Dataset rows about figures
┄┄┄┄┄┄
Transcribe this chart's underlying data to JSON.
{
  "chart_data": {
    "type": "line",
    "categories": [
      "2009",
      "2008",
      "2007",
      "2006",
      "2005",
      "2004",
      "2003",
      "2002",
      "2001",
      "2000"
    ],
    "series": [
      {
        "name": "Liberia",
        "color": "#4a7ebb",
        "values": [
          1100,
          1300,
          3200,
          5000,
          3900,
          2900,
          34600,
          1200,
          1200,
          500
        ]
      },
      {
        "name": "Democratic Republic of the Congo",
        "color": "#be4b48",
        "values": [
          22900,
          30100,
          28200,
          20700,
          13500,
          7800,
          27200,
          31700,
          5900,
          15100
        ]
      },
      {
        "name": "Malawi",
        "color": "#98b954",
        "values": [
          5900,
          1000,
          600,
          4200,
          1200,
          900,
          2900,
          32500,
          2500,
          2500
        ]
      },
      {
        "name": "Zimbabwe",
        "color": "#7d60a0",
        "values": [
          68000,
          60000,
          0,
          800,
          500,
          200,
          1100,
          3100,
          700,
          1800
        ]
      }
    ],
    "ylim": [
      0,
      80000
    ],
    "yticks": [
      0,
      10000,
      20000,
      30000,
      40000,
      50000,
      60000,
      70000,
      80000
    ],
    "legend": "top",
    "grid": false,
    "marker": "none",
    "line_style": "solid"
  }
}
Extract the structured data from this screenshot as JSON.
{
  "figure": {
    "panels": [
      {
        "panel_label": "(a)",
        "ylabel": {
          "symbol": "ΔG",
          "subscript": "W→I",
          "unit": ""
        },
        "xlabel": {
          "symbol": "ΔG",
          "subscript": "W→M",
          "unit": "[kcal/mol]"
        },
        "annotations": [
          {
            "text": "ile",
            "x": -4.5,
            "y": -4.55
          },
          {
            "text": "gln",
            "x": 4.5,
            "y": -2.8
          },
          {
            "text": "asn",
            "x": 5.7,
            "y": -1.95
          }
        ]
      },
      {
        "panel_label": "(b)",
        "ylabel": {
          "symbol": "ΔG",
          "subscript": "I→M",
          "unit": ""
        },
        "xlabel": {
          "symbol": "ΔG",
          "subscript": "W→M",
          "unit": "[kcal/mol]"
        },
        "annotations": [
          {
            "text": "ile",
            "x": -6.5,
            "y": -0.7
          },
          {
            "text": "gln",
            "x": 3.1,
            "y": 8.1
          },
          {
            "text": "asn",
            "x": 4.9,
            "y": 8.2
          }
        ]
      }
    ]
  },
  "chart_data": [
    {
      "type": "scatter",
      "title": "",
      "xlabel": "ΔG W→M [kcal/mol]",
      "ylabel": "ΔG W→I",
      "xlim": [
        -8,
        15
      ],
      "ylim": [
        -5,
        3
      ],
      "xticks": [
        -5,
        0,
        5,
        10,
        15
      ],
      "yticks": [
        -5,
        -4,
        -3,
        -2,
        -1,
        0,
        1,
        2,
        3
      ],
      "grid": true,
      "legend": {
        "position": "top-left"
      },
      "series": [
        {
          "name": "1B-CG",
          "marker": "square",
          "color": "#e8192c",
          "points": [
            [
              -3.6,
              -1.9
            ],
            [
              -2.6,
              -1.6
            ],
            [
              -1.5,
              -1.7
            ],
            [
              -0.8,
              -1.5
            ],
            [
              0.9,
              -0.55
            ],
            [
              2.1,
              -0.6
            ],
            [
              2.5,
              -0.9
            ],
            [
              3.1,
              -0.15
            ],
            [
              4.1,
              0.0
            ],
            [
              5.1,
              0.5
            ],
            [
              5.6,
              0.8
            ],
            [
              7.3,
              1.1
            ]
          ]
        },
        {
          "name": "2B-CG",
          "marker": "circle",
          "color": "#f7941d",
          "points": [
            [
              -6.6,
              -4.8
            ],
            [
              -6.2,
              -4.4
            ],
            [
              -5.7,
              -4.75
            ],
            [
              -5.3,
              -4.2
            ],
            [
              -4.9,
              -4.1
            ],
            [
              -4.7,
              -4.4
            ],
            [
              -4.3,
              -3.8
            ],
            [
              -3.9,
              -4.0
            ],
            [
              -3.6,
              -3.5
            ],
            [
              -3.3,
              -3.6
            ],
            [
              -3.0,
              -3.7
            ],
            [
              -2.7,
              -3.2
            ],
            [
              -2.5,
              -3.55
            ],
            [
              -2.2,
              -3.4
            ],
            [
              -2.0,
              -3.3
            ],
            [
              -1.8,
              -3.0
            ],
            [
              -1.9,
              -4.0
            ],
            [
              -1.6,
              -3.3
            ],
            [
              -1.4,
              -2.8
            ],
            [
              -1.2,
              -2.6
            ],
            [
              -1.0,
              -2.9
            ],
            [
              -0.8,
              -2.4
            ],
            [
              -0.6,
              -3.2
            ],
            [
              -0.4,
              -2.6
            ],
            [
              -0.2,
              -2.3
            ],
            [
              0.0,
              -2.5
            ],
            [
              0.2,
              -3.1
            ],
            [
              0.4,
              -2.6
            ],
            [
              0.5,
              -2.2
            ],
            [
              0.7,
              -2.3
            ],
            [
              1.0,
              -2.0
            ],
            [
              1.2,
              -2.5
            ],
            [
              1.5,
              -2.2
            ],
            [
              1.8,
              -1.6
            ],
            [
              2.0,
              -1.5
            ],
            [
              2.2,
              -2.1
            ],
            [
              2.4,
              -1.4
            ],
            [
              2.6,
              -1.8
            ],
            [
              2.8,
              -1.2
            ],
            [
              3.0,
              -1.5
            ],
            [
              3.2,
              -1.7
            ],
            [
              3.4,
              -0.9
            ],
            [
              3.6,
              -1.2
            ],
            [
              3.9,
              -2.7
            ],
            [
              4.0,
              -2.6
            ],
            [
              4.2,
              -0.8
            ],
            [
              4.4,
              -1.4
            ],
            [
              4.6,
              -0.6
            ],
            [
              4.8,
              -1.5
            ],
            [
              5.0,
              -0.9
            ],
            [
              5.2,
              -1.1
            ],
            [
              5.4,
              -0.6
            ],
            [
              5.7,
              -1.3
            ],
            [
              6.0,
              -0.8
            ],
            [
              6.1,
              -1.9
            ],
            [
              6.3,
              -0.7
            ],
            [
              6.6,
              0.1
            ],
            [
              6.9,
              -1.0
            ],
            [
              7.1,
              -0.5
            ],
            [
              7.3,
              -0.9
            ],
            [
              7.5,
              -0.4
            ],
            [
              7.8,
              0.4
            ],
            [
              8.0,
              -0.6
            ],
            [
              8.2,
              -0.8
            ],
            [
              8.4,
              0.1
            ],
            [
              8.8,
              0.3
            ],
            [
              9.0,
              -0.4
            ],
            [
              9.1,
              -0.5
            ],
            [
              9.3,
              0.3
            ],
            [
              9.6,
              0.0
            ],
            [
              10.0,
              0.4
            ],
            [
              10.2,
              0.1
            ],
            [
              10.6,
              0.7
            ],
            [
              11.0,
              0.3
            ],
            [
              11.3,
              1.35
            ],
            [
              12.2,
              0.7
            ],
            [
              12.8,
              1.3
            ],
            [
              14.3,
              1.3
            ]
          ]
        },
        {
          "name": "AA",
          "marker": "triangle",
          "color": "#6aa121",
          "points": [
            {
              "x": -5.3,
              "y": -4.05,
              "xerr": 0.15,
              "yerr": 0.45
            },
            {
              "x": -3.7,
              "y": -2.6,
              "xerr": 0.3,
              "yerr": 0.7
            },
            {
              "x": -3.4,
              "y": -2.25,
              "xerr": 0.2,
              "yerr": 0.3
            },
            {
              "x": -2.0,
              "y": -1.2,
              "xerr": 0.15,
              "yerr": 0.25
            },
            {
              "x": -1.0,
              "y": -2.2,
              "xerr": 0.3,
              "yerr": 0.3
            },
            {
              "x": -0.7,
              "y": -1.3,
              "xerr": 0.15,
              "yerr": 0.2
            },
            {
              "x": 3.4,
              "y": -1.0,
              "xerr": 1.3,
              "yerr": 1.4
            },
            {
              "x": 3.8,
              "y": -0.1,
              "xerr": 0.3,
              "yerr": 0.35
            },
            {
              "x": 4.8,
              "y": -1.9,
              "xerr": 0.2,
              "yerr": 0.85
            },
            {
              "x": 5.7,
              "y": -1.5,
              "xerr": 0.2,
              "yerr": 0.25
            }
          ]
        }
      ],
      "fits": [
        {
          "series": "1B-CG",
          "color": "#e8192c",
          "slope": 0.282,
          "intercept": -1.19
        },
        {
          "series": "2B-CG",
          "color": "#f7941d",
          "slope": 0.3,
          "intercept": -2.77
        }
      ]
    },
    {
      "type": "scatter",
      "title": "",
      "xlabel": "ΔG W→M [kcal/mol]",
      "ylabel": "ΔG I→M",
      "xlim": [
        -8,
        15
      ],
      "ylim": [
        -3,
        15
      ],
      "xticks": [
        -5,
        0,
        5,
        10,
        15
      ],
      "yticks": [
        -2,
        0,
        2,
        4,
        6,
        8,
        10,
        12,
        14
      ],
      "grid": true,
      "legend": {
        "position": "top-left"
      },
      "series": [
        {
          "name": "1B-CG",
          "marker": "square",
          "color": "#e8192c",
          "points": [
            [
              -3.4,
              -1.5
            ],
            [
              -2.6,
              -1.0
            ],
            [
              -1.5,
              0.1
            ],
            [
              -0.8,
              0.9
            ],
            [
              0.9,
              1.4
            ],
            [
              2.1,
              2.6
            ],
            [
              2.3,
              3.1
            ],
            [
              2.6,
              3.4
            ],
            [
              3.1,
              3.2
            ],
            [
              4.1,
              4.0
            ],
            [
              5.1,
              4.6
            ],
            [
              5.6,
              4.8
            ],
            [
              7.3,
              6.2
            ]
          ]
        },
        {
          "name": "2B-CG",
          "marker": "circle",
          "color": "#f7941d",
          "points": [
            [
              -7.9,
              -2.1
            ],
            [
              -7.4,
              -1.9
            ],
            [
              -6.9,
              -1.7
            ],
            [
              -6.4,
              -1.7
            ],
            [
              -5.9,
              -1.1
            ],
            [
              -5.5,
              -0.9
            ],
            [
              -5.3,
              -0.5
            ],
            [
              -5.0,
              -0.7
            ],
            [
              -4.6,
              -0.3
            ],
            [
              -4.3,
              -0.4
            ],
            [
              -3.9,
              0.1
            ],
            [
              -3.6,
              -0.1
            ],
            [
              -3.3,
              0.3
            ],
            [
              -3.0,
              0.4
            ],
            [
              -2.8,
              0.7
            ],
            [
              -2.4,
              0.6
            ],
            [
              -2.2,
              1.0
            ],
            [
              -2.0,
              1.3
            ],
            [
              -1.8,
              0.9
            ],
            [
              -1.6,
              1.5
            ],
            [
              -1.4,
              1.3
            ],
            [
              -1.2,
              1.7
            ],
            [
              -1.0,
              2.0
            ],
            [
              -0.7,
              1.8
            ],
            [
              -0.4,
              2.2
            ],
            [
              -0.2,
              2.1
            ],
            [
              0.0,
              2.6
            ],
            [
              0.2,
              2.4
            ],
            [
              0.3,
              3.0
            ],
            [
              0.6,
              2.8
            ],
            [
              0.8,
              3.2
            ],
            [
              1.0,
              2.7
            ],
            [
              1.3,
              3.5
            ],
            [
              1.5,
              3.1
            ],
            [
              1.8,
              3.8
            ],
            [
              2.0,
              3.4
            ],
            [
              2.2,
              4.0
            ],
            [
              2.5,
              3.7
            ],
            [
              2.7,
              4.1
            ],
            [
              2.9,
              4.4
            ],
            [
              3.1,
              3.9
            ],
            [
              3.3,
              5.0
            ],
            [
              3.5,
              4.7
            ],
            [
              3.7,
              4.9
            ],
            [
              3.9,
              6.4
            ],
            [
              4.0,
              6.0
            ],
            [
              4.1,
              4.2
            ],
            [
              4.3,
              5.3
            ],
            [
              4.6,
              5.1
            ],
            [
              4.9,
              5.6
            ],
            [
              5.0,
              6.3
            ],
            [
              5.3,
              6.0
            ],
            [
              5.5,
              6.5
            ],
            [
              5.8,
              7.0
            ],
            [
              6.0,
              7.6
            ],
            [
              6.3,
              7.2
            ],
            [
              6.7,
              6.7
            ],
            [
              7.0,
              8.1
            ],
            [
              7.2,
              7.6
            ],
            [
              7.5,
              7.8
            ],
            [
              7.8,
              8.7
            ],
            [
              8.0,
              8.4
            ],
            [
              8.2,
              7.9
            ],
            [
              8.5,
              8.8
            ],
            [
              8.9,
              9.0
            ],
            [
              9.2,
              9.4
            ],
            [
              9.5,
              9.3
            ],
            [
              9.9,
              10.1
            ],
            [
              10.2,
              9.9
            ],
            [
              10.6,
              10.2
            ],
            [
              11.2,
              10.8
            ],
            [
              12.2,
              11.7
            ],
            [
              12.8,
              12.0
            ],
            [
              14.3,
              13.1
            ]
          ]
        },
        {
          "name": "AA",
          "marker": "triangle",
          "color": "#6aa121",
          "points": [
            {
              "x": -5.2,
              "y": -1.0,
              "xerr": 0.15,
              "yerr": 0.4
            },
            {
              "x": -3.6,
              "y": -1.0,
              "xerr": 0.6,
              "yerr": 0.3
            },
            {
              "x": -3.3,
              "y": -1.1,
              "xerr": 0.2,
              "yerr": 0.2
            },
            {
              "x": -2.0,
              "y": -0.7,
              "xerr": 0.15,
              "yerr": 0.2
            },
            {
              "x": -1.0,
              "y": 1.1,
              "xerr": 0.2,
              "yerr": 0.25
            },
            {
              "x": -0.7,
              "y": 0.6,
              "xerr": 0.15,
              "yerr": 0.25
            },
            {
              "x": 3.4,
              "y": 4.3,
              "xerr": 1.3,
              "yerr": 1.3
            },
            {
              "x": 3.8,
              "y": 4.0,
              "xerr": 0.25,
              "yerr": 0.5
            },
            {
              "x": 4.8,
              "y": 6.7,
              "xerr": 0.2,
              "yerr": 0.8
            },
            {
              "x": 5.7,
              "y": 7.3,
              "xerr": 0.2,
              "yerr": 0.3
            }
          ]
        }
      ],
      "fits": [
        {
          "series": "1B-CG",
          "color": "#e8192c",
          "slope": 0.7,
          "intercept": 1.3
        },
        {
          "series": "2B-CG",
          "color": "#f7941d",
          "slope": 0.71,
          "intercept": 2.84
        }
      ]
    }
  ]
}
┄┄┄┄┄┄
» **Your goal**:
Find every line of the data that holds the string "name", then say how many there are and nothing else.

» **Response**:
10